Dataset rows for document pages
---

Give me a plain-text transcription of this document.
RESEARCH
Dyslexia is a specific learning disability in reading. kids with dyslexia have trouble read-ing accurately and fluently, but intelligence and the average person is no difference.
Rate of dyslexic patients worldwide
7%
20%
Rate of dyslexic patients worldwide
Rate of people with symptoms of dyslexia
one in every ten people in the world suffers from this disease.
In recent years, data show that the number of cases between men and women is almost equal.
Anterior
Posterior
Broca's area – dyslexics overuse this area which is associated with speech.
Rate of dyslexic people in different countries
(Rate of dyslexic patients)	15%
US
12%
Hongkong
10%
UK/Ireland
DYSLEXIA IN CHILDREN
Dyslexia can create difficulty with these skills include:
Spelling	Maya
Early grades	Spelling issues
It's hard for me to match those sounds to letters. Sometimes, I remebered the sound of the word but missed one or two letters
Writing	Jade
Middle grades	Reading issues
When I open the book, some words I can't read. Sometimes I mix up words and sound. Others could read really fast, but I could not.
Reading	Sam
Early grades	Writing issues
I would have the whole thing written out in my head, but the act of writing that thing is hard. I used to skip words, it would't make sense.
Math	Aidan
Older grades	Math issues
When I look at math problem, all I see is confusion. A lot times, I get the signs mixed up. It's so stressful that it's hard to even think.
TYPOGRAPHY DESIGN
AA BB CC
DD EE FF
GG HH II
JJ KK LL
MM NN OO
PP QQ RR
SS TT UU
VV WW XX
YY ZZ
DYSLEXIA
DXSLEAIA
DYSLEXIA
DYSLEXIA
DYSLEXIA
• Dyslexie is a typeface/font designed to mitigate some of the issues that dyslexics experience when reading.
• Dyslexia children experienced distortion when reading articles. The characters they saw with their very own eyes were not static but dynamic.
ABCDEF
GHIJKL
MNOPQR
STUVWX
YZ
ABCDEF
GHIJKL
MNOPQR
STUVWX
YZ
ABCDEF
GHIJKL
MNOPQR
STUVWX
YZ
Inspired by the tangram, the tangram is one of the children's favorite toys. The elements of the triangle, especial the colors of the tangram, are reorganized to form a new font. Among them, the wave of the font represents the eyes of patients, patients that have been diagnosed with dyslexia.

---

YOUR ASSIGNMENT :: Please repeat each entry exactly as written.

RESULT FOR THIS TASK ::
Give me a plain-text transcription of this document.
RESEARCH
Dyslexia is a specific learning disability in reading. kids with dyslexia have trouble read-ing accurately and fluently, but intelligence and the average person is no difference.
Rate of dyslexic patients worldwide
7%
20%
Rate of dyslexic patients worldwide
Rate of people with symptoms of dyslexia
one in every ten people in the world suffers from this disease.
In recent years, data show that the number of cases between men and women is almost equal.
Anterior
Posterior
Broca's area – dyslexics overuse this area which is associated with speech.
Rate of dyslexic people in different countries
(Rate of dyslexic patients)	15%
US
12%
Hongkong
10%
UK/Ireland
DYSLEXIA IN CHILDREN
Dyslexia can create difficulty with these skills include:
Spelling	Maya
Early grades	Spelling issues
It's hard for me to match those sounds to letters. Sometimes, I remebered the sound of the word but missed one or two letters
Writing	Jade
Middle grades	Reading issues
When I open the book, some words I can't read. Sometimes I mix up words and sound. Others could read really fast, but I could not.
Reading	Sam
Early grades	Writing issues
I would have the whole thing written out in my head, but the act of writing that thing is hard. I used to skip words, it would't make sense.
Math	Aidan
Older grades	Math issues
When I look at math problem, all I see is confusion. A lot times, I get the signs mixed up. It's so stressful that it's hard to even think.
TYPOGRAPHY DESIGN
AA BB CC
DD EE FF
GG HH II
JJ KK LL
MM NN OO
PP QQ RR
SS TT UU
VV WW XX
YY ZZ
DYSLEXIA
DXSLEAIA
DYSLEXIA
DYSLEXIA
DYSLEXIA
• Dyslexie is a typeface/font designed to mitigate some of the issues that dyslexics experience when reading.
• Dyslexia children experienced distortion when reading articles. The characters they saw with their very own eyes were not static but dynamic.
ABCDEF
GHIJKL
MNOPQR
STUVWX
YZ
ABCDEF
GHIJKL
MNOPQR
STUVWX
YZ
ABCDEF
GHIJKL
MNOPQR
STUVWX
YZ
Inspired by the tangram, the tangram is one of the children's favorite toys. The elements of the triangle, especial the colors of the tangram, are reorganized to form a new font. Among them, the wave of the font represents the eyes of patients, patients that have been diagnosed with dyslexia.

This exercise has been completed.